■ Items ■
>> start
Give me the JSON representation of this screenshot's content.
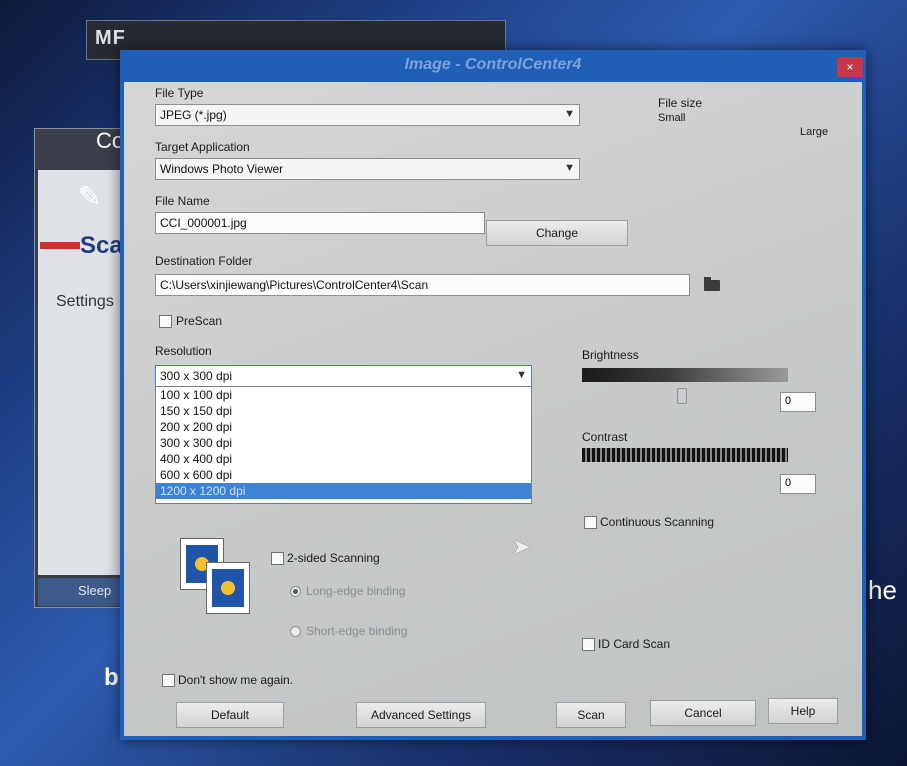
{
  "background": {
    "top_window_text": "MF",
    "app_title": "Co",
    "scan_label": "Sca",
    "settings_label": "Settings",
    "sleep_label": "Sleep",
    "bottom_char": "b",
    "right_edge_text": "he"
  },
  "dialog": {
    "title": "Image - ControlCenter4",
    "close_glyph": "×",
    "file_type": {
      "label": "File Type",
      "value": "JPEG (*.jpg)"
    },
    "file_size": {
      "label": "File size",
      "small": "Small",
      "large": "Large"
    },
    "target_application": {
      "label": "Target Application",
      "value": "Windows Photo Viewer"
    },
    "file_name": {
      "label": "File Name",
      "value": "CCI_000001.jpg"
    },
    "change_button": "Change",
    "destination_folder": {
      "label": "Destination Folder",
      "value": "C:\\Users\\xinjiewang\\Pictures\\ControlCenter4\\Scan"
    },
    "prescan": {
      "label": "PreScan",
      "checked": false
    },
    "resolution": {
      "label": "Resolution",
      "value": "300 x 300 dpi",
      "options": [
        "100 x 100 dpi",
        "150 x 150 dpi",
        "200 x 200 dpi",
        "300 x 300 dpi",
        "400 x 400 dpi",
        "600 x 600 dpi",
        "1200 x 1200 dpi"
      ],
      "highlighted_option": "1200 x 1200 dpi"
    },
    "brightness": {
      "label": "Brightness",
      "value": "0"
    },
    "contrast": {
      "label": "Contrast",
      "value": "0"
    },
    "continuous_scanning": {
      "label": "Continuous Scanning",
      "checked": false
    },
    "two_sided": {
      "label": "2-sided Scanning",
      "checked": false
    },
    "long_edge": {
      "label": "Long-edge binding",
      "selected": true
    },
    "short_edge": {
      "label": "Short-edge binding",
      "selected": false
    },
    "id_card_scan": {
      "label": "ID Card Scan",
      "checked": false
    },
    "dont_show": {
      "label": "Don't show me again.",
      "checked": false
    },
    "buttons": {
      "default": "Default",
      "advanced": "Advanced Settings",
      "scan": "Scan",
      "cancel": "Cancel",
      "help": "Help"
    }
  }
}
>> end
■ Task prompt ■
Give every record again exactly, apart from the pictures, which stay out.

■ Reply to the task ■
Give me the JSON representation of this screenshot's content.
{
  "background": {
    "top_window_text": "MF",
    "app_title": "Co",
    "scan_label": "Sca",
    "settings_label": "Settings",
    "sleep_label": "Sleep",
    "bottom_char": "b",
    "right_edge_text": "he"
  },
  "dialog": {
    "title": "Image - ControlCenter4",
    "close_glyph": "×",
    "file_type": {
      "label": "File Type",
      "value": "JPEG (*.jpg)"
    },
    "file_size": {
      "label": "File size",
      "small": "Small",
      "large": "Large"
    },
    "target_application": {
      "label": "Target Application",
      "value": "Windows Photo Viewer"
    },
    "file_name": {
      "label": "File Name",
      "value": "CCI_000001.jpg"
    },
    "change_button": "Change",
    "destination_folder": {
      "label": "Destination Folder",
      "value": "C:\\Users\\xinjiewang\\Pictures\\ControlCenter4\\Scan"
    },
    "prescan": {
      "label": "PreScan",
      "checked": false
    },
    "resolution": {
      "label": "Resolution",
      "value": "300 x 300 dpi",
      "options": [
        "100 x 100 dpi",
        "150 x 150 dpi",
        "200 x 200 dpi",
        "300 x 300 dpi",
        "400 x 400 dpi",
        "600 x 600 dpi",
        "1200 x 1200 dpi"
      ],
      "highlighted_option": "1200 x 1200 dpi"
    },
    "brightness": {
      "label": "Brightness",
      "value": "0"
    },
    "contrast": {
      "label": "Contrast",
      "value": "0"
    },
    "continuous_scanning": {
      "label": "Continuous Scanning",
      "checked": false
    },
    "two_sided": {
      "label": "2-sided Scanning",
      "checked": false
    },
    "long_edge": {
      "label": "Long-edge binding",
      "selected": true
    },
    "short_edge": {
      "label": "Short-edge binding",
      "selected": false
    },
    "id_card_scan": {
      "label": "ID Card Scan",
      "checked": false
    },
    "dont_show": {
      "label": "Don't show me again.",
      "checked": false
    },
    "buttons": {
      "default": "Default",
      "advanced": "Advanced Settings",
      "scan": "Scan",
      "cancel": "Cancel",
      "help": "Help"
    }
  }
}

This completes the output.